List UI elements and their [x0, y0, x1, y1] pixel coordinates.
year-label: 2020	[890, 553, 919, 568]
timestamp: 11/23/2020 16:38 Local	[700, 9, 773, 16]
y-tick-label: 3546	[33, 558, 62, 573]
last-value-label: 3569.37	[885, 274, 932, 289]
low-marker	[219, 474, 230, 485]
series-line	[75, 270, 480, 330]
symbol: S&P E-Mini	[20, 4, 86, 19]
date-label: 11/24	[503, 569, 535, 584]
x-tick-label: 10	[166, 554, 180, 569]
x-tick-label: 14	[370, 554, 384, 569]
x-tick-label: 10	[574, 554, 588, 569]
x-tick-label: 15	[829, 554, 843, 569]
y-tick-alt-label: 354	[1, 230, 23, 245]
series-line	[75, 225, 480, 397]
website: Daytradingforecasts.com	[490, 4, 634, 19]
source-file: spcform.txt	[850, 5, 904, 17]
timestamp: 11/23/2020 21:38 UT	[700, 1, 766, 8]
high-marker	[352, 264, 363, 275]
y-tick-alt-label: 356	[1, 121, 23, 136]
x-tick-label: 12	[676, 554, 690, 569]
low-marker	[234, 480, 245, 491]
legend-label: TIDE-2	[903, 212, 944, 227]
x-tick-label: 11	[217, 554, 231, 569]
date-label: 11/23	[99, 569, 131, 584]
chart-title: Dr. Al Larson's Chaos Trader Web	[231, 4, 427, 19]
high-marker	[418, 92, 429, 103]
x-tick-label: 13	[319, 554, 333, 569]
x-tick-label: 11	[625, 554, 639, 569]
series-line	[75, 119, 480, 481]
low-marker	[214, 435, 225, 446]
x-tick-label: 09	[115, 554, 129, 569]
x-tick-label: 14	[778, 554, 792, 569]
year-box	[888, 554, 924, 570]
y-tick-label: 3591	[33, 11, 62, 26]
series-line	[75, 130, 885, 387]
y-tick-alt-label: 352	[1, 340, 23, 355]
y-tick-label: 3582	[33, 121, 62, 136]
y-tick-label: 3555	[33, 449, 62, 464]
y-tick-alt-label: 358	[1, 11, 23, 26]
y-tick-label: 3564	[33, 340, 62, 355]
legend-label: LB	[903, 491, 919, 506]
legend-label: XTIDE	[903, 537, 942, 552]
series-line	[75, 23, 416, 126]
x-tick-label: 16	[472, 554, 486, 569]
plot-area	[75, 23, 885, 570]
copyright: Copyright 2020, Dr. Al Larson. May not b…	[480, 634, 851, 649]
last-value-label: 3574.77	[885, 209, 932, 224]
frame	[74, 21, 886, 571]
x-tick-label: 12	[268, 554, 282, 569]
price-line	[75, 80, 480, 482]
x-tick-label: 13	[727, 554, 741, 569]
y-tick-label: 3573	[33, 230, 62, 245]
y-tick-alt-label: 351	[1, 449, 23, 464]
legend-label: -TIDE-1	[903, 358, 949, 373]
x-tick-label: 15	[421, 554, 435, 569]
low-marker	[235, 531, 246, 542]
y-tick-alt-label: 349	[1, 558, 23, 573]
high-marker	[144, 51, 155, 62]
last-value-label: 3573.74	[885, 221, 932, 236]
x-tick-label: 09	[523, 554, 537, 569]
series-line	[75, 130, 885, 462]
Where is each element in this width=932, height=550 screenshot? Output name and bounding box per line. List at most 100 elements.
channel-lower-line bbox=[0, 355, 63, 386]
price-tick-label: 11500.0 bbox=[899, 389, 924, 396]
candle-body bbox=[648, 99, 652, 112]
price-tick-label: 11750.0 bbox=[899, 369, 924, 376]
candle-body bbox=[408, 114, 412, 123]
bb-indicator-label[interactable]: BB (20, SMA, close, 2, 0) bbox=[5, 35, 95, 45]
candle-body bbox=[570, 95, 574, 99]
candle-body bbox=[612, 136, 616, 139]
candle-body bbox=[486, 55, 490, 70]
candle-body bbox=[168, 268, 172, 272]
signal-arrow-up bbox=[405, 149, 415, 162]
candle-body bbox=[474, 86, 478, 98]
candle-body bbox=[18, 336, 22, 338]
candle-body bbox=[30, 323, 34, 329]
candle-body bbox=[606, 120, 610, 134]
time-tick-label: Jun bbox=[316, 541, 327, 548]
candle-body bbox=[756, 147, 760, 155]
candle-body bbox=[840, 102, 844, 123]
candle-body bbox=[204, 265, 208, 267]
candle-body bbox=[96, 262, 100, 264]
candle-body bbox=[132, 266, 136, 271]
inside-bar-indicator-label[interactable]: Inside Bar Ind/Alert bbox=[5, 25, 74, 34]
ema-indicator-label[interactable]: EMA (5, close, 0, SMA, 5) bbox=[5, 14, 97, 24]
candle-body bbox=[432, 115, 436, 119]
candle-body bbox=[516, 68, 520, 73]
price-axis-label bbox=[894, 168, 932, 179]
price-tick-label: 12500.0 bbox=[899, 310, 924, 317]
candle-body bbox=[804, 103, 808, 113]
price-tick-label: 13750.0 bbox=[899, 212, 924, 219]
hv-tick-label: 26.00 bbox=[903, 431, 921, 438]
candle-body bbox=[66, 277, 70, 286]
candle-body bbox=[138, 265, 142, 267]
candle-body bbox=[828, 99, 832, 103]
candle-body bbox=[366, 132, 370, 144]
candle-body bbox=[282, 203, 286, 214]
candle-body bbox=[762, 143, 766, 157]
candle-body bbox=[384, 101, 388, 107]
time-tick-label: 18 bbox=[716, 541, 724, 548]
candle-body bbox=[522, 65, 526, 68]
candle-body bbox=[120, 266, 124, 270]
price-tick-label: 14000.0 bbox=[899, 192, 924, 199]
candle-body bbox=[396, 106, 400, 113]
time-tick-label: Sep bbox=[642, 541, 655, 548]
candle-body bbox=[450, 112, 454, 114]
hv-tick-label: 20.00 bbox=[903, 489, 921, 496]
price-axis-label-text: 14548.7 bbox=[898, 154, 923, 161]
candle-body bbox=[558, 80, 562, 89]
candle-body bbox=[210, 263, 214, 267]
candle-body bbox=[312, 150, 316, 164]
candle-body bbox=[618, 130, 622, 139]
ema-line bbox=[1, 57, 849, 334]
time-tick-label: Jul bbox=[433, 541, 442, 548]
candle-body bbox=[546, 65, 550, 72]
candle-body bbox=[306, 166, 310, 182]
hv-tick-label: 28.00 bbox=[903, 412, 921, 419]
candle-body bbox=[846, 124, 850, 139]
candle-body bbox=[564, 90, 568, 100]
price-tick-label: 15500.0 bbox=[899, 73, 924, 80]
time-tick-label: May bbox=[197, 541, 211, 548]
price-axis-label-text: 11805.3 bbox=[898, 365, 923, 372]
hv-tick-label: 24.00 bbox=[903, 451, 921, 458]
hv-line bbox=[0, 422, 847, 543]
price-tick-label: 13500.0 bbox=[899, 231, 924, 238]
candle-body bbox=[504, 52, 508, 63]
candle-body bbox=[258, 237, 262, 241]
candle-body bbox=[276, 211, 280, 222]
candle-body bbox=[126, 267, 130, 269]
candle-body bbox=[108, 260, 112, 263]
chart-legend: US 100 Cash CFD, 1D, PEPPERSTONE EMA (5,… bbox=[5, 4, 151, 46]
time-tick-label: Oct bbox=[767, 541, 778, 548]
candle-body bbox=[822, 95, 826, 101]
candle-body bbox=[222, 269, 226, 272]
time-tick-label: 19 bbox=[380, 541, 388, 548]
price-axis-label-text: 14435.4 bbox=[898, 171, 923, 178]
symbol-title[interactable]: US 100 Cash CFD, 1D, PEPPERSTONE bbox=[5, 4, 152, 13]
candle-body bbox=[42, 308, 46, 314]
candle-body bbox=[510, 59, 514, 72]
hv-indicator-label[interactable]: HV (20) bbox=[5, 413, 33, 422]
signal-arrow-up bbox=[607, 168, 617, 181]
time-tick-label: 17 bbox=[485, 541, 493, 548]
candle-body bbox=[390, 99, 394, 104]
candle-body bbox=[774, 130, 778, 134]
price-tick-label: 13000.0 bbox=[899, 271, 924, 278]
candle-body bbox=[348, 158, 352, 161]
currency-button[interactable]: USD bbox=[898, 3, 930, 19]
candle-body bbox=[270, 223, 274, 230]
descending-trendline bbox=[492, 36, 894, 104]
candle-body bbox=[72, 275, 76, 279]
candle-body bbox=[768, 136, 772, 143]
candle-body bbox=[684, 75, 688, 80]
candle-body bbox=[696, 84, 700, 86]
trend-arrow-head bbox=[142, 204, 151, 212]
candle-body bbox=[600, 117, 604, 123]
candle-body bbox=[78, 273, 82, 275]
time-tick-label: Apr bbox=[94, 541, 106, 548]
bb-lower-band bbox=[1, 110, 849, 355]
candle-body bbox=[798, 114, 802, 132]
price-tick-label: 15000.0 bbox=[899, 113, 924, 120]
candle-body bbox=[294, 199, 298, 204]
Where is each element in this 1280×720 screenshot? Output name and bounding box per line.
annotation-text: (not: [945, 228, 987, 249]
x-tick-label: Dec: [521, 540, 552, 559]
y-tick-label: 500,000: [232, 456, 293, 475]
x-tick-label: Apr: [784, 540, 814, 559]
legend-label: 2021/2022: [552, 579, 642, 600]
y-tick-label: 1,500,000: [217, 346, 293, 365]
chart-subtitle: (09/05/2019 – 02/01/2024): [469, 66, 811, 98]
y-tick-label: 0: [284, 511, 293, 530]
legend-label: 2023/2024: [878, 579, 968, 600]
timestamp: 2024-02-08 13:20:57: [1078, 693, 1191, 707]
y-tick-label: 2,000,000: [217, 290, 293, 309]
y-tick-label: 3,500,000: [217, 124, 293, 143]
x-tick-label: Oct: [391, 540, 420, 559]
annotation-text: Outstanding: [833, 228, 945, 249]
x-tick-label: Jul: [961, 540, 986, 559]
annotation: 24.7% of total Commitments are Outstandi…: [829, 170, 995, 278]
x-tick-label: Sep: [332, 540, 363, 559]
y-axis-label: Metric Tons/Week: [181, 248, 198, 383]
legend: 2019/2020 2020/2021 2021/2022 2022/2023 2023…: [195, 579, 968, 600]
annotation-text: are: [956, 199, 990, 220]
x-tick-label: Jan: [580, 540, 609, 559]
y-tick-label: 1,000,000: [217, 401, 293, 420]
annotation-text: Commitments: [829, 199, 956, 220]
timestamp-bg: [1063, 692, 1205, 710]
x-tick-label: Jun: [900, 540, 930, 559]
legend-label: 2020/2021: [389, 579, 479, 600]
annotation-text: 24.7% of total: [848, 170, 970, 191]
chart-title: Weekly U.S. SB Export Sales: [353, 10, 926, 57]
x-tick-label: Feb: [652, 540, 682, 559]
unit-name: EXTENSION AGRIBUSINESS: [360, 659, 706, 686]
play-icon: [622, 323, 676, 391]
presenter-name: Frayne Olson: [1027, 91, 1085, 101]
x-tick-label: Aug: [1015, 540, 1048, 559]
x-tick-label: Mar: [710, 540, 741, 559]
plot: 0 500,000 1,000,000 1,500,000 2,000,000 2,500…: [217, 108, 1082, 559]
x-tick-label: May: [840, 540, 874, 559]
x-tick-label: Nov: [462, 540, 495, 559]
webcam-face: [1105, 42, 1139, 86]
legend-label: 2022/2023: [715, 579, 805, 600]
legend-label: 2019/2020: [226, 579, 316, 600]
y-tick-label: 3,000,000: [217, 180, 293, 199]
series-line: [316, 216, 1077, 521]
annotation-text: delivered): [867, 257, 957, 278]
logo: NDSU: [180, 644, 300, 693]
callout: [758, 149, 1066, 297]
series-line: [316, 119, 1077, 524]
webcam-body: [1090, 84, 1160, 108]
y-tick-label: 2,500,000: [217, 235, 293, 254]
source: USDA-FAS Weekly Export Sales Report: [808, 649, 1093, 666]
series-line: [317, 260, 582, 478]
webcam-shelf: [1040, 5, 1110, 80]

-------------------------

*What is needed:*
Please extract the entries starting at the very beginning and ending at the line containing "491, 919, 506]", both lines included, and reproduce each line verbatim.

*Answer to this exercise:*
List UI elements and their [x0, y0, x1, y1] pixel coordinates.
year-label: 2020	[890, 553, 919, 568]
timestamp: 11/23/2020 16:38 Local	[700, 9, 773, 16]
y-tick-label: 3546	[33, 558, 62, 573]
last-value-label: 3569.37	[885, 274, 932, 289]
low-marker	[219, 474, 230, 485]
series-line	[75, 270, 480, 330]
symbol: S&P E-Mini	[20, 4, 86, 19]
date-label: 11/24	[503, 569, 535, 584]
x-tick-label: 10	[166, 554, 180, 569]
x-tick-label: 14	[370, 554, 384, 569]
x-tick-label: 10	[574, 554, 588, 569]
x-tick-label: 15	[829, 554, 843, 569]
y-tick-alt-label: 354	[1, 230, 23, 245]
series-line	[75, 225, 480, 397]
website: Daytradingforecasts.com	[490, 4, 634, 19]
source-file: spcform.txt	[850, 5, 904, 17]
timestamp: 11/23/2020 21:38 UT	[700, 1, 766, 8]
high-marker	[352, 264, 363, 275]
y-tick-alt-label: 356	[1, 121, 23, 136]
x-tick-label: 12	[676, 554, 690, 569]
low-marker	[234, 480, 245, 491]
legend-label: TIDE-2	[903, 212, 944, 227]
x-tick-label: 11	[217, 554, 231, 569]
date-label: 11/23	[99, 569, 131, 584]
chart-title: Dr. Al Larson's Chaos Trader Web	[231, 4, 427, 19]
high-marker	[418, 92, 429, 103]
x-tick-label: 13	[319, 554, 333, 569]
x-tick-label: 11	[625, 554, 639, 569]
series-line	[75, 119, 480, 481]
low-marker	[214, 435, 225, 446]
x-tick-label: 09	[115, 554, 129, 569]
x-tick-label: 14	[778, 554, 792, 569]
year-box	[888, 554, 924, 570]
y-tick-label: 3591	[33, 11, 62, 26]
series-line	[75, 130, 885, 387]
y-tick-alt-label: 352	[1, 340, 23, 355]
y-tick-label: 3582	[33, 121, 62, 136]
y-tick-label: 3555	[33, 449, 62, 464]
y-tick-alt-label: 358	[1, 11, 23, 26]
y-tick-label: 3564	[33, 340, 62, 355]
legend-label: LB	[903, 491, 919, 506]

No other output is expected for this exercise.